▶ **PROBLEM DESCRIPTION**:
Repeat the lines below exactly as written, please, from the line with "Convert this screenshot" to the line with "Give me the", both lines included, and no others.

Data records
════════════════════
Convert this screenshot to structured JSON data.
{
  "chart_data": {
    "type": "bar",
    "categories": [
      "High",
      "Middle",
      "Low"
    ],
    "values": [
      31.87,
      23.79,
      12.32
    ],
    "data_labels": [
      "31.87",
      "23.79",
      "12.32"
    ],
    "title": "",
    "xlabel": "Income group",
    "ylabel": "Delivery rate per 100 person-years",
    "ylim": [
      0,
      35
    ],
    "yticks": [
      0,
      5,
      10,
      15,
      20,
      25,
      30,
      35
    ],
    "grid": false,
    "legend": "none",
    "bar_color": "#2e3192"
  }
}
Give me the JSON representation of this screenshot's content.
════════════════════
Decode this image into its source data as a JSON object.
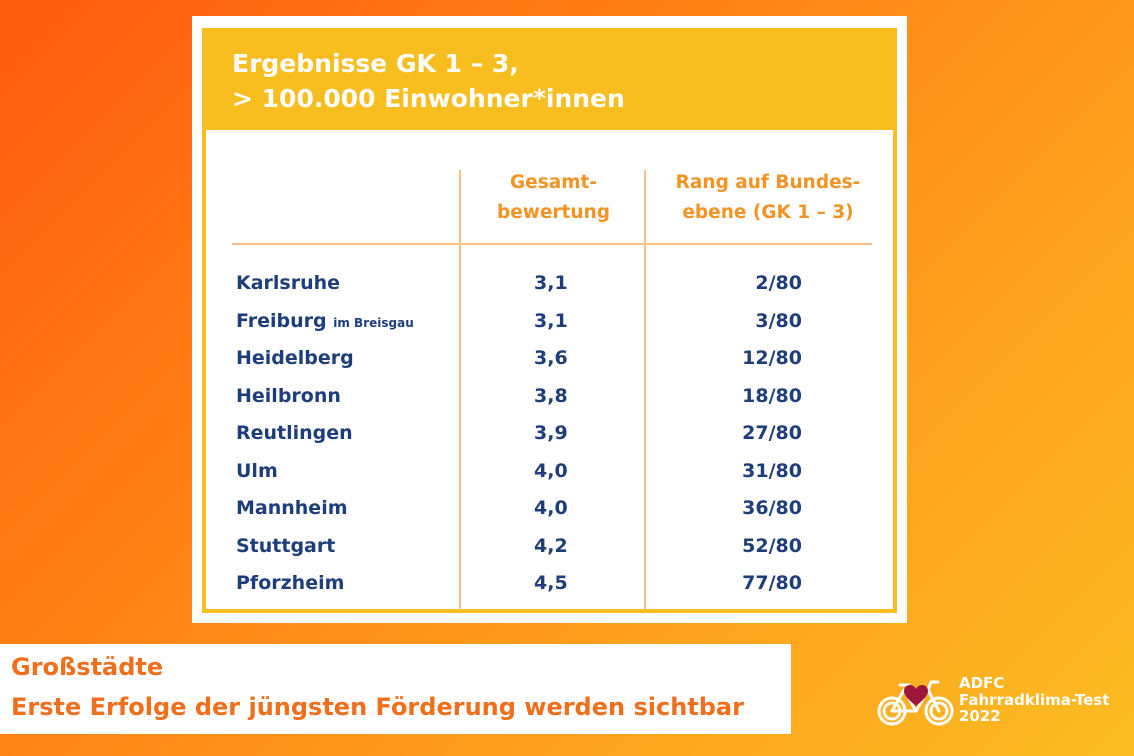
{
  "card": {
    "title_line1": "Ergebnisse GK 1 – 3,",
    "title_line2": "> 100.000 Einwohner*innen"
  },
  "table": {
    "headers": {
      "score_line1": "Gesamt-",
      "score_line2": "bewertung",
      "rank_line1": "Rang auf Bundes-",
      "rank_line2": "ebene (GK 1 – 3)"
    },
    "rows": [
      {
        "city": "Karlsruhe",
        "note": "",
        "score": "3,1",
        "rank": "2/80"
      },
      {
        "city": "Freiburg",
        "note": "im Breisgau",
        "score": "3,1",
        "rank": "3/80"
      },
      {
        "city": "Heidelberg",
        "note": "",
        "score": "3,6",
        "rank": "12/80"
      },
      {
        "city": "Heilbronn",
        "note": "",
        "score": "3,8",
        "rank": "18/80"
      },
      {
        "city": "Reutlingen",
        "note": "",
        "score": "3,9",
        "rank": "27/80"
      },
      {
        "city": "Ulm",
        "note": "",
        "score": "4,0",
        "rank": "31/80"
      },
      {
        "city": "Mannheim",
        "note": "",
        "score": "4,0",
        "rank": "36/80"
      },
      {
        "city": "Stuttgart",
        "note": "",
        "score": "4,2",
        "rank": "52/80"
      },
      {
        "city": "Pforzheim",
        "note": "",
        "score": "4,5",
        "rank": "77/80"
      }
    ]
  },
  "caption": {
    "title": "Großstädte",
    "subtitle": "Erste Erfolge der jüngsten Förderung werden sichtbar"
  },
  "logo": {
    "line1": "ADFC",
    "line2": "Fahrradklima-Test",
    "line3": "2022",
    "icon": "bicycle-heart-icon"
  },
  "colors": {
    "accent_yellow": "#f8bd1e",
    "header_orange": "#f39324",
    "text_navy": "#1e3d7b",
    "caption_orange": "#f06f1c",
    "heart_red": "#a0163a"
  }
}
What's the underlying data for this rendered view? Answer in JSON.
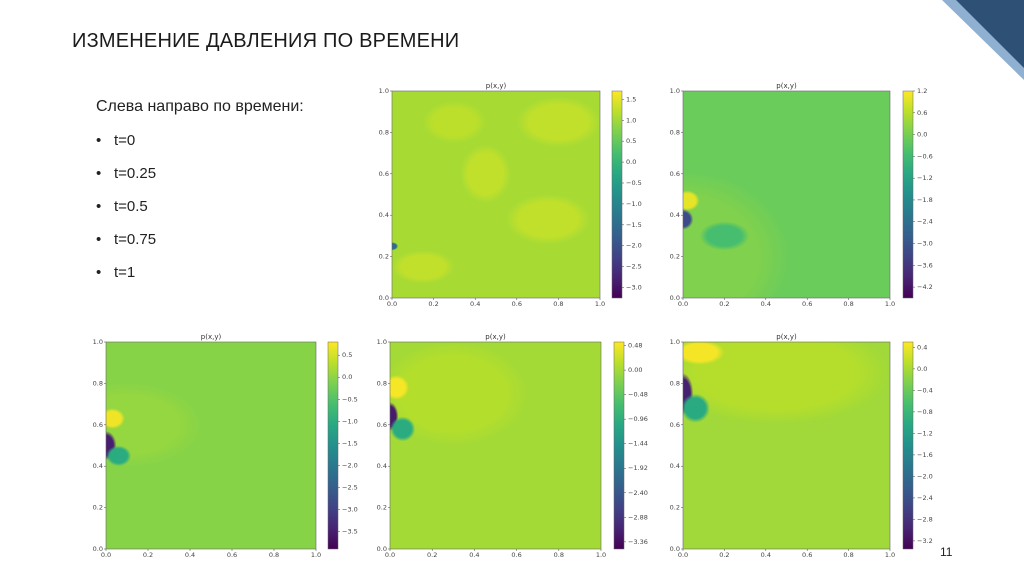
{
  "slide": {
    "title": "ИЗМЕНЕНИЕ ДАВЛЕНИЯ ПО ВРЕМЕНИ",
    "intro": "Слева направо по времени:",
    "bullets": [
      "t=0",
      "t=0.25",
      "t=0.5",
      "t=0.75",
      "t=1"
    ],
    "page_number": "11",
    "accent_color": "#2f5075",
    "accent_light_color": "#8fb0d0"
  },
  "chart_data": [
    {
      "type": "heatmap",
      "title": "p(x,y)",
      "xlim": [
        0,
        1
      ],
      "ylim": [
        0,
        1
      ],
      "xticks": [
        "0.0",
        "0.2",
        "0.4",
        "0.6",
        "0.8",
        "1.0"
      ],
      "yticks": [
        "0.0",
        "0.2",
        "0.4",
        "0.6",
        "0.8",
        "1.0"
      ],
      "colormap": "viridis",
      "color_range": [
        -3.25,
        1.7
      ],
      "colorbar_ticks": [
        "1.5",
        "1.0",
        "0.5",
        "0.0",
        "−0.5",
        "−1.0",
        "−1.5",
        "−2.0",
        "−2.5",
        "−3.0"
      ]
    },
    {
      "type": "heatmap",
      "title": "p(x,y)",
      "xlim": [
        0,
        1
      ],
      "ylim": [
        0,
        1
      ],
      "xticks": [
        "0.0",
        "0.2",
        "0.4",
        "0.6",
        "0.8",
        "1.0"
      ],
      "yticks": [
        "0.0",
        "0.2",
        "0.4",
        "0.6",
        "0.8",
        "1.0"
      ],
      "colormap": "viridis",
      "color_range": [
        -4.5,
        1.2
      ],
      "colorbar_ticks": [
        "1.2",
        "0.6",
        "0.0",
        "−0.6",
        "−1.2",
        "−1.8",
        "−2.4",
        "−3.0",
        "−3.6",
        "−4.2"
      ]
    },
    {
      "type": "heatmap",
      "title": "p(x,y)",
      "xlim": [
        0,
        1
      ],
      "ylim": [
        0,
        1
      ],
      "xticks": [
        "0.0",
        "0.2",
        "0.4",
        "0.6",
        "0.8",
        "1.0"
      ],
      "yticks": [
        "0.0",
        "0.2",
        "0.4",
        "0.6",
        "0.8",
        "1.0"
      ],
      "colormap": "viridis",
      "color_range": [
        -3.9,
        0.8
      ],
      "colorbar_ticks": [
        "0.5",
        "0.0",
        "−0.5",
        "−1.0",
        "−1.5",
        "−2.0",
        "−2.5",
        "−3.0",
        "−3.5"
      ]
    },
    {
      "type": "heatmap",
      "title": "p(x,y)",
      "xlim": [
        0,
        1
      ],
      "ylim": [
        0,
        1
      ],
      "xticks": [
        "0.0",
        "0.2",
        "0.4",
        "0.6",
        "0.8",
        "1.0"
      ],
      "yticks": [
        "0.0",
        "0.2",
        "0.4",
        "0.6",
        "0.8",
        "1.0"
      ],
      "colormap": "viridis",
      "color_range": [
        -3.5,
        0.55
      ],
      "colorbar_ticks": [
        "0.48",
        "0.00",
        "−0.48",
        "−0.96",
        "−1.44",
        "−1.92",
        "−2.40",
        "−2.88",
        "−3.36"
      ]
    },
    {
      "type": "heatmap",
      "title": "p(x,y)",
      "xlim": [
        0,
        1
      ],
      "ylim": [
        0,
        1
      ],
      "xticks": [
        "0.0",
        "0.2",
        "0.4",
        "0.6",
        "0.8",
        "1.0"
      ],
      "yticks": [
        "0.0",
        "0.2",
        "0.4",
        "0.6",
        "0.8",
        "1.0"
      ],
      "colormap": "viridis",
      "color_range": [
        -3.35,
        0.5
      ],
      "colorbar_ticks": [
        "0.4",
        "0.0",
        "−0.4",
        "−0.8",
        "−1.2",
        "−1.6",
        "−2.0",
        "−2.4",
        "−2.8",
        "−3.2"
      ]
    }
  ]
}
════════════════════
▶ **FINISHED TASK**:
Convert this screenshot to structured JSON data.
{
  "chart_data": {
    "type": "bar",
    "categories": [
      "High",
      "Middle",
      "Low"
    ],
    "values": [
      31.87,
      23.79,
      12.32
    ],
    "data_labels": [
      "31.87",
      "23.79",
      "12.32"
    ],
    "title": "",
    "xlabel": "Income group",
    "ylabel": "Delivery rate per 100 person-years",
    "ylim": [
      0,
      35
    ],
    "yticks": [
      0,
      5,
      10,
      15,
      20,
      25,
      30,
      35
    ],
    "grid": false,
    "legend": "none",
    "bar_color": "#2e3192"
  }
}
Give me the JSON representation of this screenshot's content.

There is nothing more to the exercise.